Reproduce the records exactly.

[Figure contents as structured data]
○ ○ ○ ○ ○

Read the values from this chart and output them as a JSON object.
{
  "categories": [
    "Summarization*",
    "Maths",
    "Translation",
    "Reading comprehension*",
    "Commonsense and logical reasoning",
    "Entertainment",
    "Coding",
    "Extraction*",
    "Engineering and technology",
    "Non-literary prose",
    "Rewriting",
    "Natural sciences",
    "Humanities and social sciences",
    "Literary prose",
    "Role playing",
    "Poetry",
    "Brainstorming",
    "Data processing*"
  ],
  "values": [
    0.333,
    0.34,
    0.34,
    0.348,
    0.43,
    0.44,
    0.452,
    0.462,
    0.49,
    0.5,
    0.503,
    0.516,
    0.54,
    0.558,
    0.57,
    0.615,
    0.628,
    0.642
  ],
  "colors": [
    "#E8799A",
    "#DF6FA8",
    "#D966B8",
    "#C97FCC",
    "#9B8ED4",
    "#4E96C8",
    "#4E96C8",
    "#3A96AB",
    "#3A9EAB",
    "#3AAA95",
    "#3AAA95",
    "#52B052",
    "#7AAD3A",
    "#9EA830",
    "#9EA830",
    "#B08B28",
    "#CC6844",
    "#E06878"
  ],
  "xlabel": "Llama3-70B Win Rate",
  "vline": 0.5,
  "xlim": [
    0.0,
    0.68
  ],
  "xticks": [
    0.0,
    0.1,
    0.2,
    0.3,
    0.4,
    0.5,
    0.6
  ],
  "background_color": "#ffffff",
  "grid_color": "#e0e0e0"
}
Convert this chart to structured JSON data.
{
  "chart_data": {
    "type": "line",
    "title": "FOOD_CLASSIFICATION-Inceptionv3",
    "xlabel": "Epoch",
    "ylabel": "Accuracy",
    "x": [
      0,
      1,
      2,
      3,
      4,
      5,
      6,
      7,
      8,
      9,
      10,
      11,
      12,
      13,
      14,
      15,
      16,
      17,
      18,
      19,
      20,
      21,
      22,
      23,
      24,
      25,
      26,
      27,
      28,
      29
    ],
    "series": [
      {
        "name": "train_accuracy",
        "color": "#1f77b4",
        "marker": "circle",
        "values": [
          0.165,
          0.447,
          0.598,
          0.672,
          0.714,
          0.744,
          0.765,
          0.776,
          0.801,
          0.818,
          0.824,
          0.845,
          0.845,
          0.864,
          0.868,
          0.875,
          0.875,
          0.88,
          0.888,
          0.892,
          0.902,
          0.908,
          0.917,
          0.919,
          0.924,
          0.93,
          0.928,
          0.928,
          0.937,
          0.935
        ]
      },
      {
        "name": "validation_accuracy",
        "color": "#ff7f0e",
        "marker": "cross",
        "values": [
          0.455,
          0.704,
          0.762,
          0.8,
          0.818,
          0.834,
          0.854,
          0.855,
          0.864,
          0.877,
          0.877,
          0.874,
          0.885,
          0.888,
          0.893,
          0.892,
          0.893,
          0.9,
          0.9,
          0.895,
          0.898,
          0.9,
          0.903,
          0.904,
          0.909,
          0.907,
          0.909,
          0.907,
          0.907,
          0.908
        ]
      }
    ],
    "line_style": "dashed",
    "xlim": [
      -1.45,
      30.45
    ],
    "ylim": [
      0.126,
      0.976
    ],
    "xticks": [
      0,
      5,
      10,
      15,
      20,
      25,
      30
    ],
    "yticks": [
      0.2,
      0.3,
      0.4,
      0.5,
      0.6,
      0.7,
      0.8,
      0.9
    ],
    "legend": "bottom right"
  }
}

○ ○ ○ ○ ○

(The result):
Read the values from this chart and output them as a JSON object.
{
  "categories": [
    "Summarization*",
    "Maths",
    "Translation",
    "Reading comprehension*",
    "Commonsense and logical reasoning",
    "Entertainment",
    "Coding",
    "Extraction*",
    "Engineering and technology",
    "Non-literary prose",
    "Rewriting",
    "Natural sciences",
    "Humanities and social sciences",
    "Literary prose",
    "Role playing",
    "Poetry",
    "Brainstorming",
    "Data processing*"
  ],
  "values": [
    0.333,
    0.34,
    0.34,
    0.348,
    0.43,
    0.44,
    0.452,
    0.462,
    0.49,
    0.5,
    0.503,
    0.516,
    0.54,
    0.558,
    0.57,
    0.615,
    0.628,
    0.642
  ],
  "colors": [
    "#E8799A",
    "#DF6FA8",
    "#D966B8",
    "#C97FCC",
    "#9B8ED4",
    "#4E96C8",
    "#4E96C8",
    "#3A96AB",
    "#3A9EAB",
    "#3AAA95",
    "#3AAA95",
    "#52B052",
    "#7AAD3A",
    "#9EA830",
    "#9EA830",
    "#B08B28",
    "#CC6844",
    "#E06878"
  ],
  "xlabel": "Llama3-70B Win Rate",
  "vline": 0.5,
  "xlim": [
    0.0,
    0.68
  ],
  "xticks": [
    0.0,
    0.1,
    0.2,
    0.3,
    0.4,
    0.5,
    0.6
  ],
  "background_color": "#ffffff",
  "grid_color": "#e0e0e0"
}
Convert this chart to structured JSON data.
{
  "chart_data": {
    "type": "line",
    "title": "FOOD_CLASSIFICATION-Inceptionv3",
    "xlabel": "Epoch",
    "ylabel": "Accuracy",
    "x": [
      0,
      1,
      2,
      3,
      4,
      5,
      6,
      7,
      8,
      9,
      10,
      11,
      12,
      13,
      14,
      15,
      16,
      17,
      18,
      19,
      20,
      21,
      22,
      23,
      24,
      25,
      26,
      27,
      28,
      29
    ],
    "series": [
      {
        "name": "train_accuracy",
        "color": "#1f77b4",
        "marker": "circle",
        "values": [
          0.165,
          0.447,
          0.598,
          0.672,
          0.714,
          0.744,
          0.765,
          0.776,
          0.801,
          0.818,
          0.824,
          0.845,
          0.845,
          0.864,
          0.868,
          0.875,
          0.875,
          0.88,
          0.888,
          0.892,
          0.902,
          0.908,
          0.917,
          0.919,
          0.924,
          0.93,
          0.928,
          0.928,
          0.937,
          0.935
        ]
      },
      {
        "name": "validation_accuracy",
        "color": "#ff7f0e",
        "marker": "cross",
        "values": [
          0.455,
          0.704,
          0.762,
          0.8,
          0.818,
          0.834,
          0.854,
          0.855,
          0.864,
          0.877,
          0.877,
          0.874,
          0.885,
          0.888,
          0.893,
          0.892,
          0.893,
          0.9,
          0.9,
          0.895,
          0.898,
          0.9,
          0.903,
          0.904,
          0.909,
          0.907,
          0.909,
          0.907,
          0.907,
          0.908
        ]
      }
    ],
    "line_style": "dashed",
    "xlim": [
      -1.45,
      30.45
    ],
    "ylim": [
      0.126,
      0.976
    ],
    "xticks": [
      0,
      5,
      10,
      15,
      20,
      25,
      30
    ],
    "yticks": [
      0.2,
      0.3,
      0.4,
      0.5,
      0.6,
      0.7,
      0.8,
      0.9
    ],
    "legend": "bottom right"
  }
}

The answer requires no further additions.